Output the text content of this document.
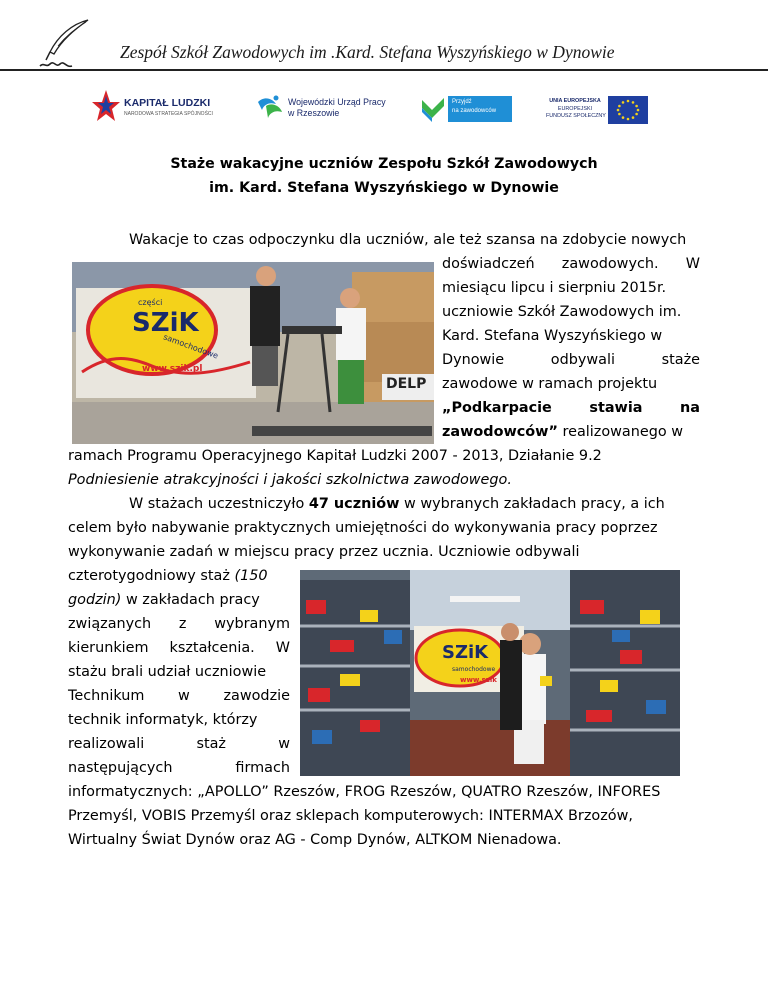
Zespół Szkół Zawodowych im .Kard. Stefana Wyszyńskiego w Dynowie
KAPITAŁ LUDZKI
NARODOWA STRATEGIA SPÓJNOŚCI
Wojewódzki Urząd Pracy
w Rzeszowie
Przyjdź
na zawodowców
UNIA EUROPEJSKA
EUROPEJSKI
FUNDUSZ SPOŁECZNY
Staże wakacyjne uczniów Zespołu Szkół Zawodowych
im. Kard. Stefana Wyszyńskiego w Dynowie
SZiK
części
samochodowe
www.szik.pl
DELP
SZiK
samochodowe
www.szik
Wakacje to czas odpoczynku dla uczniów, ale też szansa na zdobycie nowych
doświadczeń zawodowych. W
miesiącu lipcu i sierpniu 2015r.
uczniowie Szkół Zawodowych im.
Kard. Stefana Wyszyńskiego w
Dynowie	odbywali	staże
zawodowe w ramach projektu
„Podkarpacie	stawia	na
zawodowców” realizowanego w
ramach Programu Operacyjnego Kapitał Ludzki 2007 - 2013, Działanie 9.2
Podniesienie atrakcyjności i jakości szkolnictwa zawodowego.
W stażach uczestniczyło 47 uczniów w wybranych zakładach pracy, a ich
celem było nabywanie praktycznych umiejętności do wykonywania pracy poprzez
wykonywanie zadań w miejscu pracy przez ucznia. Uczniowie odbywali
czterotygodniowy staż (150
godzin) w zakładach pracy
związanych z wybranym
kierunkiem kształcenia. W
stażu brali udział uczniowie
Technikum w zawodzie
technik informatyk, którzy
realizowali	staż	w
następujących	firmach
informatycznych: „APOLLO” Rzeszów, FROG Rzeszów, QUATRO Rzeszów, INFORES
Przemyśl, VOBIS Przemyśl oraz sklepach komputerowych: INTERMAX Brzozów,
Wirtualny Świat Dynów oraz AG - Comp Dynów, ALTKOM Nienadowa.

——

▶ **Task instructions**: Quote the data above in full, leaving out the pictures it holds.

▶ **Reply to the exercise**:
Output the text content of this document.
Zespół Szkół Zawodowych im .Kard. Stefana Wyszyńskiego w Dynowie
KAPITAŁ LUDZKI
NARODOWA STRATEGIA SPÓJNOŚCI
Wojewódzki Urząd Pracy
w Rzeszowie
Przyjdź
na zawodowców
UNIA EUROPEJSKA
EUROPEJSKI
FUNDUSZ SPOŁECZNY
Staże wakacyjne uczniów Zespołu Szkół Zawodowych
im. Kard. Stefana Wyszyńskiego w Dynowie
SZiK
części
samochodowe
www.szik.pl
DELP
SZiK
samochodowe
www.szik
Wakacje to czas odpoczynku dla uczniów, ale też szansa na zdobycie nowych
doświadczeń zawodowych. W
miesiącu lipcu i sierpniu 2015r.
uczniowie Szkół Zawodowych im.
Kard. Stefana Wyszyńskiego w
Dynowie	odbywali	staże
zawodowe w ramach projektu
„Podkarpacie	stawia	na
zawodowców” realizowanego w
ramach Programu Operacyjnego Kapitał Ludzki 2007 - 2013, Działanie 9.2
Podniesienie atrakcyjności i jakości szkolnictwa zawodowego.
W stażach uczestniczyło 47 uczniów w wybranych zakładach pracy, a ich
celem było nabywanie praktycznych umiejętności do wykonywania pracy poprzez
wykonywanie zadań w miejscu pracy przez ucznia. Uczniowie odbywali
czterotygodniowy staż (150
godzin) w zakładach pracy
związanych z wybranym
kierunkiem kształcenia. W
stażu brali udział uczniowie
Technikum w zawodzie
technik informatyk, którzy
realizowali	staż	w
następujących	firmach
informatycznych: „APOLLO” Rzeszów, FROG Rzeszów, QUATRO Rzeszów, INFORES
Przemyśl, VOBIS Przemyśl oraz sklepach komputerowych: INTERMAX Brzozów,
Wirtualny Świat Dynów oraz AG - Comp Dynów, ALTKOM Nienadowa.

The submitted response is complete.